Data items
****

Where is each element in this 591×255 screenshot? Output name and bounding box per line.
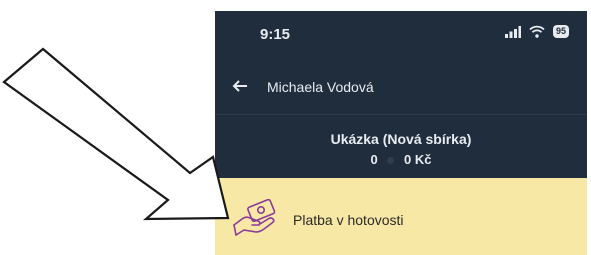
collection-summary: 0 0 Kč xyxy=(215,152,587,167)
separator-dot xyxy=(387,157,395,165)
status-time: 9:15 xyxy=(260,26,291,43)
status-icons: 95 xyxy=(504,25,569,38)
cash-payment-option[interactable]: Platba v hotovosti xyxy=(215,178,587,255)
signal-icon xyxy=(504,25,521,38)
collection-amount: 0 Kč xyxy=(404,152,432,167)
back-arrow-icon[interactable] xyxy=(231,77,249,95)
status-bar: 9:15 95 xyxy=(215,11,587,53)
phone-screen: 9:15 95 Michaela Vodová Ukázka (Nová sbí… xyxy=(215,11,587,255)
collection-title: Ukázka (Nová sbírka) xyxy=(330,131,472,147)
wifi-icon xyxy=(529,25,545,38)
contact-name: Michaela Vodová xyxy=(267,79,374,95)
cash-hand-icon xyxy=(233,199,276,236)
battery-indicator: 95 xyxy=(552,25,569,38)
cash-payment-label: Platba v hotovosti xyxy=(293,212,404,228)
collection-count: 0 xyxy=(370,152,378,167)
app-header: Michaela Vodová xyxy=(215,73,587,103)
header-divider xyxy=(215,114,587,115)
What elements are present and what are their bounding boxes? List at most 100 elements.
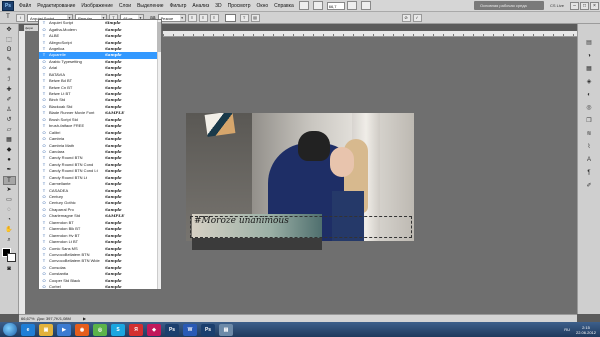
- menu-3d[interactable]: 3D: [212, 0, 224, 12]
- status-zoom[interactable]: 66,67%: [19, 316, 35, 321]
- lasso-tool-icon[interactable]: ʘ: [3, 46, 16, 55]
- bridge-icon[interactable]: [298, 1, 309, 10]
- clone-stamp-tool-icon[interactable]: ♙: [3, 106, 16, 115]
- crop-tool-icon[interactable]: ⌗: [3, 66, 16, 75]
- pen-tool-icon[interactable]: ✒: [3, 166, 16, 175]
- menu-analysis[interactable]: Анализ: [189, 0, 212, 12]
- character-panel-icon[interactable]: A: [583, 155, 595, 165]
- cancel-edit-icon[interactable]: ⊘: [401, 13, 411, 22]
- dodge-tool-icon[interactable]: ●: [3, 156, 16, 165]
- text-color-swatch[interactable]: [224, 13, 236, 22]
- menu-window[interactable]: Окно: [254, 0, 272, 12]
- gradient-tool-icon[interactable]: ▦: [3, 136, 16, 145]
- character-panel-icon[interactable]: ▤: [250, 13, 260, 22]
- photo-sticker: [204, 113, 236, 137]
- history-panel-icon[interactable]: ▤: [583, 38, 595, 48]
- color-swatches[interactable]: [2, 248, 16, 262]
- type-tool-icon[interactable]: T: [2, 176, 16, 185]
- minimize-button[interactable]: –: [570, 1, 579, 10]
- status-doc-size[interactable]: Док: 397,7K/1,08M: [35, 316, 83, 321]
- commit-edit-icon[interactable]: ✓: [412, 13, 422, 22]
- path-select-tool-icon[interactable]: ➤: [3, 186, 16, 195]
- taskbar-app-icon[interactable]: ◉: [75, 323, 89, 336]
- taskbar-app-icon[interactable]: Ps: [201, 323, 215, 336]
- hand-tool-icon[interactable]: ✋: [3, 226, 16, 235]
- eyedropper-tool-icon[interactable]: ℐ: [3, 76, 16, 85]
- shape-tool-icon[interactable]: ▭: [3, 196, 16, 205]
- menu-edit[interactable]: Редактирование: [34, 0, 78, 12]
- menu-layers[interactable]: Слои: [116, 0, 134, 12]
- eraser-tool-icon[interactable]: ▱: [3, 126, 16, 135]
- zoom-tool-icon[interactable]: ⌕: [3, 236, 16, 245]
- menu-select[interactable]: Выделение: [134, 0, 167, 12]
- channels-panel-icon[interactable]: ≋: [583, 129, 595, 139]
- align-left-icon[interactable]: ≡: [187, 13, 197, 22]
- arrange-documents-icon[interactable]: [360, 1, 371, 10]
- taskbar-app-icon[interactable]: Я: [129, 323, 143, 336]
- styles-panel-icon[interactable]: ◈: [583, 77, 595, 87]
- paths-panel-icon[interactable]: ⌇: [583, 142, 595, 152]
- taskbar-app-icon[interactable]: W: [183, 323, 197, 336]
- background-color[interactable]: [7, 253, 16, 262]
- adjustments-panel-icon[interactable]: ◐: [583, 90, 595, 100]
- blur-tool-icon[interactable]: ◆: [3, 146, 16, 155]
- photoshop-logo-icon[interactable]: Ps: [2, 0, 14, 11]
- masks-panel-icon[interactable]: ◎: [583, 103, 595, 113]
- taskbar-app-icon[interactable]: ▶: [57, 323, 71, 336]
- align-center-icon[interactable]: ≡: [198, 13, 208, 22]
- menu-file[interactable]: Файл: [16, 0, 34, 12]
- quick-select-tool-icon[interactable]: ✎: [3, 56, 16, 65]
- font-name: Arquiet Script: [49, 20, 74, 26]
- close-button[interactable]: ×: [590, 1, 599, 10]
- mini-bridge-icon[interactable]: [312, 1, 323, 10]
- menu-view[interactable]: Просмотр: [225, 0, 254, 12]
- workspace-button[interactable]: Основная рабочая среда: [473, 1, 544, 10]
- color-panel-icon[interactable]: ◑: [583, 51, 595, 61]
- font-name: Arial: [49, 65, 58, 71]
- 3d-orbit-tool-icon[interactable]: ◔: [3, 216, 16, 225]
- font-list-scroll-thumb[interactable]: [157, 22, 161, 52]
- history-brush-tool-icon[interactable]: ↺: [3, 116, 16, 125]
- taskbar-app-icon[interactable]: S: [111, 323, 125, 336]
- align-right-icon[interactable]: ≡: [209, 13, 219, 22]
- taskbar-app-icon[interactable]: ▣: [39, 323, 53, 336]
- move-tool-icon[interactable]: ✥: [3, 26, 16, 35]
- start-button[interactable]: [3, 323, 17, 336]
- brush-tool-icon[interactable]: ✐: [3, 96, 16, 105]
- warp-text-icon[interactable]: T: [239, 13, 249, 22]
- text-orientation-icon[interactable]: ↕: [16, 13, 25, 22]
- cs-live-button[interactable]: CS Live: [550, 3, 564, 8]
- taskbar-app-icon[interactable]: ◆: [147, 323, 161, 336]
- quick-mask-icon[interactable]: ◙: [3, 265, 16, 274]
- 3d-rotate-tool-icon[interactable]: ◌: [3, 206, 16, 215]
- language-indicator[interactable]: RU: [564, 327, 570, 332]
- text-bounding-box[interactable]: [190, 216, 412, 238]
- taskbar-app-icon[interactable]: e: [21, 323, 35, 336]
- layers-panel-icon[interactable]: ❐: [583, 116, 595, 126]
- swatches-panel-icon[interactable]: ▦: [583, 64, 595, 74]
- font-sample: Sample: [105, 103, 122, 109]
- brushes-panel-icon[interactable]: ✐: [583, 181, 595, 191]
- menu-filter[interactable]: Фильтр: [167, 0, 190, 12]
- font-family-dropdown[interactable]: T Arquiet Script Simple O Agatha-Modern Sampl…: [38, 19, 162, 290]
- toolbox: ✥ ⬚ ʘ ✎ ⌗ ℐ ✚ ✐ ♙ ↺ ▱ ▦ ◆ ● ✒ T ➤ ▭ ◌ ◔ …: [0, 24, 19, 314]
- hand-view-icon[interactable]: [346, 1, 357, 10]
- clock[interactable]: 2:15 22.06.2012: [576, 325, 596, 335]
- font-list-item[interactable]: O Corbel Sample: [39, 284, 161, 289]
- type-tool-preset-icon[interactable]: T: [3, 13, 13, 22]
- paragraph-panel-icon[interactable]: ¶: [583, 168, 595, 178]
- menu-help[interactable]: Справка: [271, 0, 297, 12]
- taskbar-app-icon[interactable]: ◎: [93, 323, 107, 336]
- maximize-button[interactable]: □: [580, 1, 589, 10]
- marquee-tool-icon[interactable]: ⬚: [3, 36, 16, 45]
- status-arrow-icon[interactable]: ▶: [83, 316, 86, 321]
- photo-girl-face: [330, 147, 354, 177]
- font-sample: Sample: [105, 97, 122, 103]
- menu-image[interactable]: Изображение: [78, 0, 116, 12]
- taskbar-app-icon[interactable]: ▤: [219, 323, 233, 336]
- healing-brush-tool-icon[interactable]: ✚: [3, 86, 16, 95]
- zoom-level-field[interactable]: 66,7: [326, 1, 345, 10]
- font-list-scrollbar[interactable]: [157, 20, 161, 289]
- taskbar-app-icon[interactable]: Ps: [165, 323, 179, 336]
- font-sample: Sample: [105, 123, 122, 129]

****

* [Directions]
Please pick out every row above that contains the string "payment", and note that case counts.

* [Result below]
cash-payment-option[interactable]: Platba v hotovosti xyxy=(215,178,587,255)
cash-payment-label: Platba v hotovosti xyxy=(293,212,404,228)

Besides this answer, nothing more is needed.